── AVAILABLE DATA

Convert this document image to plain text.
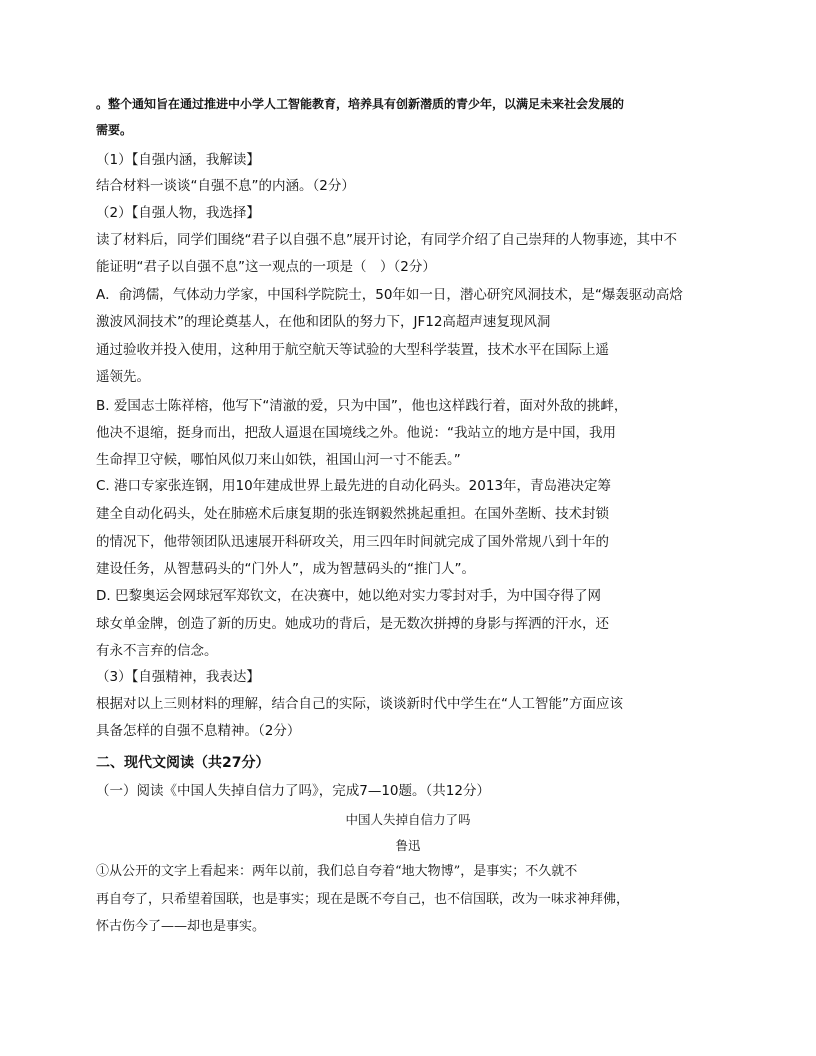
。整个通知旨在通过推进中小学人工智能教育，培养具有创新潜质的青少年，以满足未来社会发展的
需要。
（1）【自强内涵，我解读】
结合材料一谈谈“自强不息”的内涵。（2分）
（2）【自强人物，我选择】
读了材料后，同学们围绕“君子以自强不息”展开讨论，有同学介绍了自己崇拜的人物事迹，其中不
能证明“君子以自强不息”这一观点的一项是（　）（2分）
A．俞鸿儒，气体动力学家，中国科学院院士，50年如一日，潜心研究风洞技术，是“爆轰驱动高焓
激波风洞技术”的理论奠基人，在他和团队的努力下，JF12高超声速复现风洞
通过验收并投入使用，这种用于航空航天等试验的大型科学装置，技术水平在国际上遥
遥领先。
B. 爱国志士陈祥榕，他写下“清澈的爱，只为中国”，他也这样践行着，面对外敌的挑衅，
他决不退缩，挺身而出，把敌人逼退在国境线之外。他说：“我站立的地方是中国，我用
生命捍卫守候，哪怕风似刀来山如铁，祖国山河一寸不能丢。”
C. 港口专家张连钢，用10年建成世界上最先进的自动化码头。2013年，青岛港决定筹
建全自动化码头，处在肺癌术后康复期的张连钢毅然挑起重担。在国外垄断、技术封锁
的情况下，他带领团队迅速展开科研攻关，用三四年时间就完成了国外常规八到十年的
建设任务，从智慧码头的“门外人”，成为智慧码头的“推门人”。
D. 巴黎奥运会网球冠军郑钦文，在决赛中，她以绝对实力零封对手，为中国夺得了网
球女单金牌，创造了新的历史。她成功的背后，是无数次拼搏的身影与挥洒的汗水，还
有永不言弃的信念。
（3）【自强精神，我表达】
根据对以上三则材料的理解，结合自己的实际，谈谈新时代中学生在“人工智能”方面应该
具备怎样的自强不息精神。（2分）
二、现代文阅读（共27分）
（一）阅读《中国人失掉自信力了吗》，完成7—10题。（共12分）
中国人失掉自信力了吗
鲁迅
①从公开的文字上看起来：两年以前，我们总自夸着“地大物博”，是事实；不久就不
再自夸了，只希望着国联，也是事实；现在是既不夸自己，也不信国联，改为一味求神拜佛，
怀古伤今了——却也是事实。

────

### WORK INSTRUCTIONS:
Without the pictures, retype the whole of the material above exactly.

### OUTPUT FOR THIS EXERCISE:
Convert this document image to plain text.
。整个通知旨在通过推进中小学人工智能教育，培养具有创新潜质的青少年，以满足未来社会发展的
需要。
（1）【自强内涵，我解读】
结合材料一谈谈“自强不息”的内涵。（2分）
（2）【自强人物，我选择】
读了材料后，同学们围绕“君子以自强不息”展开讨论，有同学介绍了自己崇拜的人物事迹，其中不
能证明“君子以自强不息”这一观点的一项是（　）（2分）
A．俞鸿儒，气体动力学家，中国科学院院士，50年如一日，潜心研究风洞技术，是“爆轰驱动高焓
激波风洞技术”的理论奠基人，在他和团队的努力下，JF12高超声速复现风洞
通过验收并投入使用，这种用于航空航天等试验的大型科学装置，技术水平在国际上遥
遥领先。
B. 爱国志士陈祥榕，他写下“清澈的爱，只为中国”，他也这样践行着，面对外敌的挑衅，
他决不退缩，挺身而出，把敌人逼退在国境线之外。他说：“我站立的地方是中国，我用
生命捍卫守候，哪怕风似刀来山如铁，祖国山河一寸不能丢。”
C. 港口专家张连钢，用10年建成世界上最先进的自动化码头。2013年，青岛港决定筹
建全自动化码头，处在肺癌术后康复期的张连钢毅然挑起重担。在国外垄断、技术封锁
的情况下，他带领团队迅速展开科研攻关，用三四年时间就完成了国外常规八到十年的
建设任务，从智慧码头的“门外人”，成为智慧码头的“推门人”。
D. 巴黎奥运会网球冠军郑钦文，在决赛中，她以绝对实力零封对手，为中国夺得了网
球女单金牌，创造了新的历史。她成功的背后，是无数次拼搏的身影与挥洒的汗水，还
有永不言弃的信念。
（3）【自强精神，我表达】
根据对以上三则材料的理解，结合自己的实际，谈谈新时代中学生在“人工智能”方面应该
具备怎样的自强不息精神。（2分）
二、现代文阅读（共27分）
（一）阅读《中国人失掉自信力了吗》，完成7—10题。（共12分）
中国人失掉自信力了吗
鲁迅
①从公开的文字上看起来：两年以前，我们总自夸着“地大物博”，是事实；不久就不
再自夸了，只希望着国联，也是事实；现在是既不夸自己，也不信国联，改为一味求神拜佛，
怀古伤今了——却也是事实。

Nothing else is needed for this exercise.